[The input start]
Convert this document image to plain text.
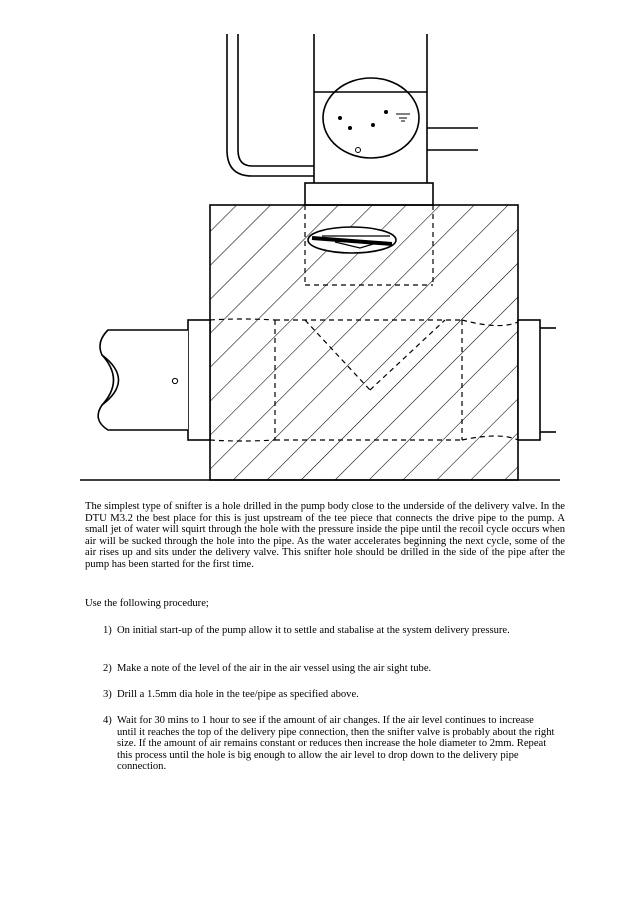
The simplest type of snifter is a hole drilled in the pump body close to the underside of the delivery valve. In the DTU M3.2 the best place for this is just upstream of the tee piece that connects the drive pipe to the pump. A small jet of water will squirt through the hole with the pressure inside the pipe until the recoil cycle occurs when air will be sucked through the hole into the pipe. As the water accelerates beginning the next cycle, some of the air rises up and sits under the delivery valve. This snifter hole should be drilled in the side of the pipe after the pump has been started for the first time.

Use the following procedure;

1) On initial start-up of the pump allow it to settle and stabalise at the system delivery pressure.
2) Make a note of the level of the air in the air vessel using the air sight tube.
3) Drill a 1.5mm dia hole in the tee/pipe as specified above.
4) Wait for 30 mins to 1 hour to see if the amount of air changes. If the air level continues to increase until it reaches the top of the delivery pipe connection, then the snifter valve is probably about the right size. If the amount of air remains constant or reduces then increase the hole diameter to 2mm. Repeat this process until the hole is big enough to allow the air level to drop down to the delivery pipe connection.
[The input end]
Repeat all of the entries word for word, but omit the pictures.

• [Task response]:
Convert this document image to plain text.
The simplest type of snifter is a hole drilled in the pump body close to the underside of the delivery valve. In the DTU M3.2 the best place for this is just upstream of the tee piece that connects the drive pipe to the pump. A small jet of water will squirt through the hole with the pressure inside the pipe until the recoil cycle occurs when air will be sucked through the hole into the pipe. As the water accelerates beginning the next cycle, some of the air rises up and sits under the delivery valve. This snifter hole should be drilled in the side of the pipe after the pump has been started for the first time.

Use the following procedure;

1) On initial start-up of the pump allow it to settle and stabalise at the system delivery pressure.
2) Make a note of the level of the air in the air vessel using the air sight tube.
3) Drill a 1.5mm dia hole in the tee/pipe as specified above.
4) Wait for 30 mins to 1 hour to see if the amount of air changes. If the air level continues to increase until it reaches the top of the delivery pipe connection, then the snifter valve is probably about the right size. If the amount of air remains constant or reduces then increase the hole diameter to 2mm. Repeat this process until the hole is big enough to allow the air level to drop down to the delivery pipe connection.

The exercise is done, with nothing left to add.